(Stored data)
▼▼▼

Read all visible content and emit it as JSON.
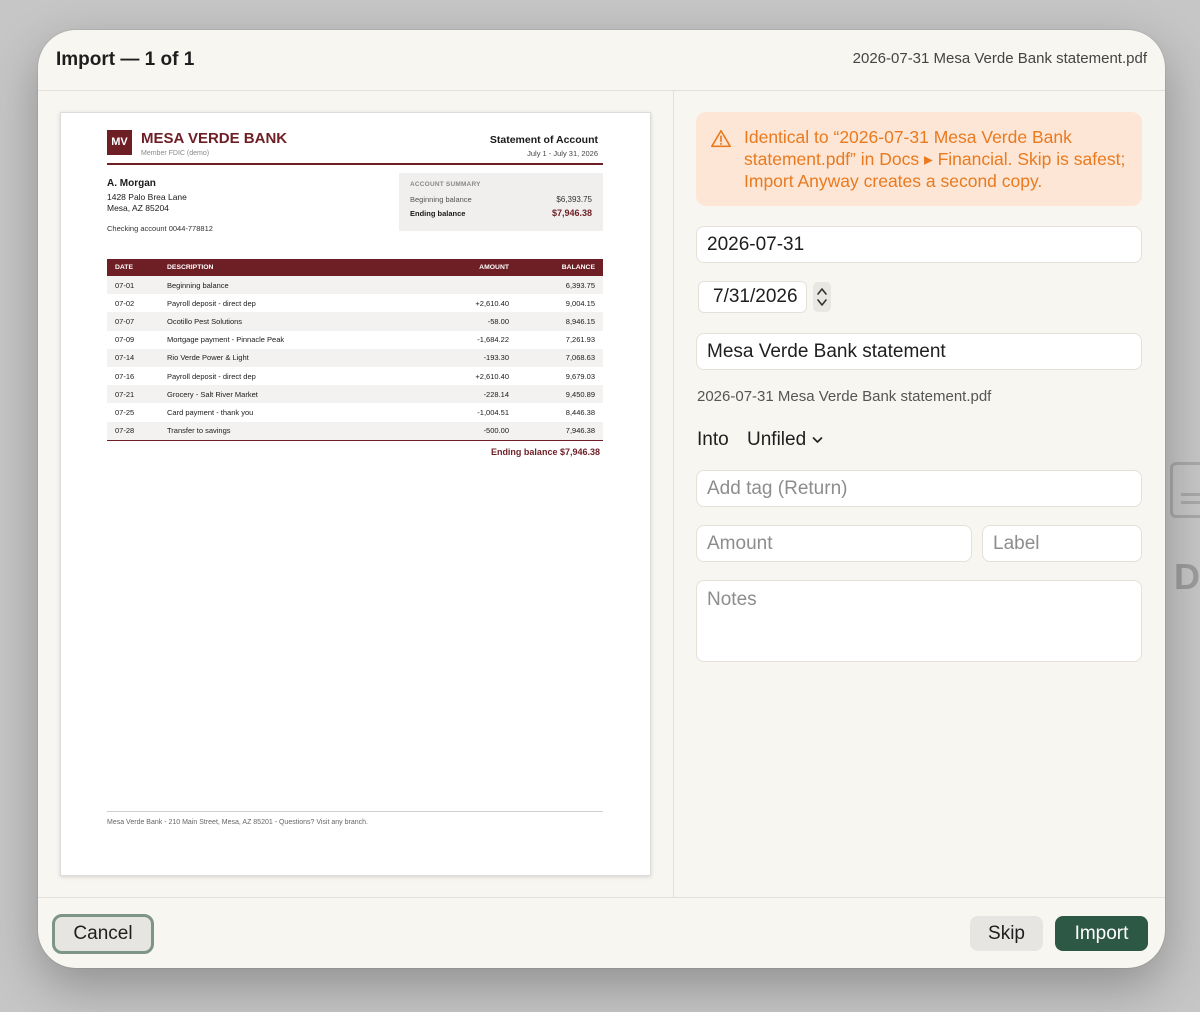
{
  "dialog": {
    "title": "Import — 1 of 1",
    "filename": "2026-07-31 Mesa Verde Bank statement.pdf"
  },
  "document": {
    "logo_text": "MV",
    "bank_name": "MESA VERDE BANK",
    "bank_sub": "Member FDIC (demo)",
    "statement_title": "Statement of Account",
    "period": "July 1 - July 31, 2026",
    "customer": {
      "name": "A. Morgan",
      "address1": "1428 Palo Brea Lane",
      "address2": "Mesa, AZ 85204",
      "account": "Checking account 0044-778812"
    },
    "summary": {
      "heading": "ACCOUNT SUMMARY",
      "beginning_label": "Beginning balance",
      "beginning_value": "$6,393.75",
      "ending_label": "Ending balance",
      "ending_value": "$7,946.38"
    },
    "table": {
      "headers": [
        "DATE",
        "DESCRIPTION",
        "AMOUNT",
        "BALANCE"
      ],
      "rows": [
        [
          "07-01",
          "Beginning balance",
          "",
          "6,393.75"
        ],
        [
          "07-02",
          "Payroll deposit - direct dep",
          "+2,610.40",
          "9,004.15"
        ],
        [
          "07-07",
          "Ocotillo Pest Solutions",
          "-58.00",
          "8,946.15"
        ],
        [
          "07-09",
          "Mortgage payment - Pinnacle Peak",
          "-1,684.22",
          "7,261.93"
        ],
        [
          "07-14",
          "Rio Verde Power & Light",
          "-193.30",
          "7,068.63"
        ],
        [
          "07-16",
          "Payroll deposit - direct dep",
          "+2,610.40",
          "9,679.03"
        ],
        [
          "07-21",
          "Grocery - Salt River Market",
          "-228.14",
          "9,450.89"
        ],
        [
          "07-25",
          "Card payment - thank you",
          "-1,004.51",
          "8,446.38"
        ],
        [
          "07-28",
          "Transfer to savings",
          "-500.00",
          "7,946.38"
        ]
      ]
    },
    "ending_total": "Ending balance $7,946.38",
    "footer": "Mesa Verde Bank - 210 Main Street, Mesa, AZ 85201 - Questions? Visit any branch."
  },
  "warning": {
    "text": "Identical to “2026-07-31 Mesa Verde Bank statement.pdf” in Docs ▸ Financial. Skip is safest; Import Anyway creates a second copy.",
    "color": "#e97a1f"
  },
  "form": {
    "date_text": "2026-07-31",
    "date_picker": "7/31/2026",
    "title": "Mesa Verde Bank statement",
    "original_filename": "2026-07-31 Mesa Verde Bank statement.pdf",
    "into_label": "Into",
    "into_value": "Unfiled",
    "tag_placeholder": "Add tag (Return)",
    "amount_placeholder": "Amount",
    "label_placeholder": "Label",
    "notes_placeholder": "Notes"
  },
  "buttons": {
    "cancel": "Cancel",
    "skip": "Skip",
    "import": "Import"
  },
  "background": {
    "letter": "D"
  },
  "colors": {
    "bank_accent": "#6e1f26",
    "primary_button": "#2e5846"
  }
}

▲▲▲

What you need to do -> Select the lines in this material that hold the word "Import", leaving none out.

Result for this exercise ->
    "title": "Import — 1 of 1",
    "text": "Identical to “2026-07-31 Mesa Verde Bank statement.pdf” in Docs ▸ Financial. Skip is safest; Import Anyway creates a second copy.",
    "import": "Import"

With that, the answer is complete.